Items from a figure collection:

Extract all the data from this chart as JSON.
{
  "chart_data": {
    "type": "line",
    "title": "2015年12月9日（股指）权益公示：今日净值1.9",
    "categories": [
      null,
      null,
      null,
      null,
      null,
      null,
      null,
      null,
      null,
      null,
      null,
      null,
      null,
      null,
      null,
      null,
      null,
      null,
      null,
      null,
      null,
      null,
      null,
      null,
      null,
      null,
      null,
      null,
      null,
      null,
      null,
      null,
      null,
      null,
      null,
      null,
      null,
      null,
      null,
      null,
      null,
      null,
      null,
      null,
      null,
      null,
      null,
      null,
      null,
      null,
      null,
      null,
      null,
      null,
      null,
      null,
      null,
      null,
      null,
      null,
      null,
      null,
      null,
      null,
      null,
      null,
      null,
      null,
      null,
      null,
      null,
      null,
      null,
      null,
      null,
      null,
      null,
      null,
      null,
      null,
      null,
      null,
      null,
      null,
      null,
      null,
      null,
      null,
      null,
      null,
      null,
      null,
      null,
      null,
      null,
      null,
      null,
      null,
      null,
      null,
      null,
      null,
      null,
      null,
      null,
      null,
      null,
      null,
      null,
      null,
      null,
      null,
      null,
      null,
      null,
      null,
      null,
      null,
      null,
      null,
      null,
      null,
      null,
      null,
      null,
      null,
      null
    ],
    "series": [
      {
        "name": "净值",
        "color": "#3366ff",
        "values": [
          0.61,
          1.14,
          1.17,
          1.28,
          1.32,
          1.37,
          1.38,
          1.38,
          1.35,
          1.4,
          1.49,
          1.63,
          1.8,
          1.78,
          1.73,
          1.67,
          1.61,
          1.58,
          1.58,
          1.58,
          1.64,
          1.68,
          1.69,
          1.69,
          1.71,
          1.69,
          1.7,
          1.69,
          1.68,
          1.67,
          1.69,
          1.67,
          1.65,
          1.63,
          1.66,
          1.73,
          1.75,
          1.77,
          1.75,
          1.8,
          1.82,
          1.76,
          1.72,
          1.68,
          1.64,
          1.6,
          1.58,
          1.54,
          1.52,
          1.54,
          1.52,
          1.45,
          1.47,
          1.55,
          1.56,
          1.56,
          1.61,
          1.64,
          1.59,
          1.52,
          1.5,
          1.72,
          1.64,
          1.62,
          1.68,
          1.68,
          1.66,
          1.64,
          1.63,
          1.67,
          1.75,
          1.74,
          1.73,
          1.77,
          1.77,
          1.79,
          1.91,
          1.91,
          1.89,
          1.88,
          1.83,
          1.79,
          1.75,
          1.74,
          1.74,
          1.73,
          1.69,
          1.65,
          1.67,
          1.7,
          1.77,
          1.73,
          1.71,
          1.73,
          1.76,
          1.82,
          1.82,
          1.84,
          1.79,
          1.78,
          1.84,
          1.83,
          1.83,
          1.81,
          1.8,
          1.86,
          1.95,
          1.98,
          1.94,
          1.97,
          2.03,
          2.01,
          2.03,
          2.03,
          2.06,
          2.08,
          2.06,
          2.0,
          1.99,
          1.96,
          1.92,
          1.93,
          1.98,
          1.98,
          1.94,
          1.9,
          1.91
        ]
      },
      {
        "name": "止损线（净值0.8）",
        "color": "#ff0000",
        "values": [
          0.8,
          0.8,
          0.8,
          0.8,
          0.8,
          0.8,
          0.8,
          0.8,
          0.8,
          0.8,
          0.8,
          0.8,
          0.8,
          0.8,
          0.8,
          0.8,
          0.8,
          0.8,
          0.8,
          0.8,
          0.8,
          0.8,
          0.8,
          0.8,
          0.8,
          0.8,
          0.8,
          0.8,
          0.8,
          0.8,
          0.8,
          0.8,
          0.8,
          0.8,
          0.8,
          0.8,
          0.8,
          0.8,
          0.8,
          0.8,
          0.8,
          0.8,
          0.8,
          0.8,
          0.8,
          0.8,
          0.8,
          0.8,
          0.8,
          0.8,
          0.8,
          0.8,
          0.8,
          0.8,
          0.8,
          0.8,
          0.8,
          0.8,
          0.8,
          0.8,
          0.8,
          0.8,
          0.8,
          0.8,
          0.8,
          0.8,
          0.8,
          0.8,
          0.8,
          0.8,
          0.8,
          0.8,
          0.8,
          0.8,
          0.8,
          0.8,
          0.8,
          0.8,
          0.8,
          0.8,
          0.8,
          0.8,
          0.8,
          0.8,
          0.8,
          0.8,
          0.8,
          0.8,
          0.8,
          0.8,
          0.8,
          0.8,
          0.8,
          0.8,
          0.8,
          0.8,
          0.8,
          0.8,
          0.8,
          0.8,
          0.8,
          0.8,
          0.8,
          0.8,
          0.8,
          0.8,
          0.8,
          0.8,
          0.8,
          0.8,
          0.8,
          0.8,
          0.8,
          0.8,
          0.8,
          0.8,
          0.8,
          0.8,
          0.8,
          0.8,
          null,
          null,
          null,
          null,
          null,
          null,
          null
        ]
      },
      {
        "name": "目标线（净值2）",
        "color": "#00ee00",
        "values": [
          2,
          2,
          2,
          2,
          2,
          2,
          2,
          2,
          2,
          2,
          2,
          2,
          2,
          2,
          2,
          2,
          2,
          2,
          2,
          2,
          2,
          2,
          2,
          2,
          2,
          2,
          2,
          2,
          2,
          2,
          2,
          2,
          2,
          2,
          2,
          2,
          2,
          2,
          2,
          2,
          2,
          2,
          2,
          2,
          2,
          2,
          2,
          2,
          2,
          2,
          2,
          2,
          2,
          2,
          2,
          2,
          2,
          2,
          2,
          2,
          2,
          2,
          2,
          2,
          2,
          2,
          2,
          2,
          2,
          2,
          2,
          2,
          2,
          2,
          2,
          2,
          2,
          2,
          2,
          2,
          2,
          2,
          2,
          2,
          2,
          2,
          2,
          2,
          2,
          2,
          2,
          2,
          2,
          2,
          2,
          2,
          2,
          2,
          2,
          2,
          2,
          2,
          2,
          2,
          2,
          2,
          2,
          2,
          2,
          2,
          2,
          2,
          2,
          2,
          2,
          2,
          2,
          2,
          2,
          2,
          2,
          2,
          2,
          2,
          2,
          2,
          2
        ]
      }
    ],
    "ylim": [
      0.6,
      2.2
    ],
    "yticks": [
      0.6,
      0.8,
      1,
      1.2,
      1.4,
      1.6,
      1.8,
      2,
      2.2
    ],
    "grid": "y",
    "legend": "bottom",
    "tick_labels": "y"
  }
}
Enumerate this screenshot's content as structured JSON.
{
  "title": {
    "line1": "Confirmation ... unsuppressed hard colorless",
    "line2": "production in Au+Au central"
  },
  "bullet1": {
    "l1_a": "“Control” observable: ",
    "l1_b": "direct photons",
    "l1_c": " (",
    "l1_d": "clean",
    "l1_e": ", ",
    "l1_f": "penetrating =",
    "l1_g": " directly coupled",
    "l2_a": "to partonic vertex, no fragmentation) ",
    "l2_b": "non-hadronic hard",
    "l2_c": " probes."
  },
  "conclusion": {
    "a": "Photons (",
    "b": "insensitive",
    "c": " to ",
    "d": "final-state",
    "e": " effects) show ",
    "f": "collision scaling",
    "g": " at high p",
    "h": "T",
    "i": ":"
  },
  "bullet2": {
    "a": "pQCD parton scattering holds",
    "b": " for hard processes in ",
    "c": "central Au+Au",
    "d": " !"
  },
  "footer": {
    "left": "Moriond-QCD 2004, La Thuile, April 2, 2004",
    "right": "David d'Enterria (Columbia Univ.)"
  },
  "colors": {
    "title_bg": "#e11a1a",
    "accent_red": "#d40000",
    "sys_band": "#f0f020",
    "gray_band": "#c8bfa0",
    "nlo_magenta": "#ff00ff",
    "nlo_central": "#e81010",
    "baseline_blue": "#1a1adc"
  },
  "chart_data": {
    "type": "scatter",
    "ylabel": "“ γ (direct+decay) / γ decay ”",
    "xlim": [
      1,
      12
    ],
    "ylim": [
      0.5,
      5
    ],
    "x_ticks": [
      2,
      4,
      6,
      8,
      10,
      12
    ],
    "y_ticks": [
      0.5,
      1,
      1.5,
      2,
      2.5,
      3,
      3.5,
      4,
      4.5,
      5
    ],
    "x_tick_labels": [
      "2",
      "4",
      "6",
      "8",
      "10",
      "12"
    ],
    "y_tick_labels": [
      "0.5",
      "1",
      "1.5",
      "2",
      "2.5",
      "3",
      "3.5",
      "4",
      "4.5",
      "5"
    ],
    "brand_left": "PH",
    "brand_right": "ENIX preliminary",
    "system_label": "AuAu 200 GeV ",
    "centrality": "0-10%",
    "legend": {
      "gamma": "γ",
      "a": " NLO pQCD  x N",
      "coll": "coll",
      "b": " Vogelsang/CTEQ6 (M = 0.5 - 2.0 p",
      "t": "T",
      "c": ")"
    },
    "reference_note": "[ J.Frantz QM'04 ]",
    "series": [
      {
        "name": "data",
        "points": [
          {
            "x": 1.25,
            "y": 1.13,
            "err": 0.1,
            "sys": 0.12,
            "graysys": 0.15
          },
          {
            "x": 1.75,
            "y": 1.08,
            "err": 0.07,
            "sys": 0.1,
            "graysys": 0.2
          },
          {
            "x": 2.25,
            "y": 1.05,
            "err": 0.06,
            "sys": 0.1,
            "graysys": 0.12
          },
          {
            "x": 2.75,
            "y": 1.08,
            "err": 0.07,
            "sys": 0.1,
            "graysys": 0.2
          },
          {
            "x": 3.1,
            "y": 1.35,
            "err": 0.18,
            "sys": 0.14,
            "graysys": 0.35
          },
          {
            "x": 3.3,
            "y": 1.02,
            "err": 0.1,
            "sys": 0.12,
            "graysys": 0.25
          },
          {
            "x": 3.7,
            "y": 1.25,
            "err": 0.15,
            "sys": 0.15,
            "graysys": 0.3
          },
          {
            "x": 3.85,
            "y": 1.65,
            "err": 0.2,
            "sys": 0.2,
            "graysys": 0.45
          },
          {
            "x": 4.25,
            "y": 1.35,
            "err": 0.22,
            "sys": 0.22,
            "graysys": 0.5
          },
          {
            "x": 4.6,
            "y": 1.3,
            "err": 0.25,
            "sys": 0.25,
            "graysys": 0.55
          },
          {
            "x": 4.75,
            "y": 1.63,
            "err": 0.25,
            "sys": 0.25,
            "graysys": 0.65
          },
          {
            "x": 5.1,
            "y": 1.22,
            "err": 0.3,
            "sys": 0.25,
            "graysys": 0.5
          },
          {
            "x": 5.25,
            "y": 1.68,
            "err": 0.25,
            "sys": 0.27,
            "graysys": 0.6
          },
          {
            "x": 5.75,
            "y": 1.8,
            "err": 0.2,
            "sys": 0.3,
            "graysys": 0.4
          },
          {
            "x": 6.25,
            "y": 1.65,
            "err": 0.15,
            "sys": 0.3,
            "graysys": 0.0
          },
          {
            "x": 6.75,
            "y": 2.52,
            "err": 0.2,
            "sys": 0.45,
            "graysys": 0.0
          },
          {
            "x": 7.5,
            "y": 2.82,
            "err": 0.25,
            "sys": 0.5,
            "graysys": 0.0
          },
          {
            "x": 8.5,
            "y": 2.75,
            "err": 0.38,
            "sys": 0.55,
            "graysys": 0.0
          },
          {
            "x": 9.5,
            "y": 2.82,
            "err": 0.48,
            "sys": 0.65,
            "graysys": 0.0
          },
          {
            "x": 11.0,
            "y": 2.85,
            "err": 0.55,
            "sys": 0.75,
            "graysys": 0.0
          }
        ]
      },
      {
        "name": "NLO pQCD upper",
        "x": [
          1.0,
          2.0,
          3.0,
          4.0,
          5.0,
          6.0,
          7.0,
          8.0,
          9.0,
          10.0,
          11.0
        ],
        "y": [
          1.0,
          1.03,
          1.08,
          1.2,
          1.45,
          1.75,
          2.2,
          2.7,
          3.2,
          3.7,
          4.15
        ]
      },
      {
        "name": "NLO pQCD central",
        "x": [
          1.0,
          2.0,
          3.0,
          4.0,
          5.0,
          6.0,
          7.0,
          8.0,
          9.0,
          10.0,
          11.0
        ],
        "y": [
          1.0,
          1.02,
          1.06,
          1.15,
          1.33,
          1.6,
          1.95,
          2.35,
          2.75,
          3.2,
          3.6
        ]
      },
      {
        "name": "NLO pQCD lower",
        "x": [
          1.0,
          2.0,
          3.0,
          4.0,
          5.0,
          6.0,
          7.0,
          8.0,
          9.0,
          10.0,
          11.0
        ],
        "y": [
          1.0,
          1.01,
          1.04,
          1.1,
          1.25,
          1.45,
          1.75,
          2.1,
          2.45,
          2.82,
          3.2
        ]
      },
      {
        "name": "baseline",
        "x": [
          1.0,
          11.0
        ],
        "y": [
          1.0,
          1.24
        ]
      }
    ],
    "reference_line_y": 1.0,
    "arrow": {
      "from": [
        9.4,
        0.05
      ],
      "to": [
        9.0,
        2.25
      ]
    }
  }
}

### TASK GOAL
Look over the records above and copy each line that includes the string "JSON".

### TASK SOLUTION
Extract all the data from this chart as JSON.
Enumerate this screenshot's content as structured JSON.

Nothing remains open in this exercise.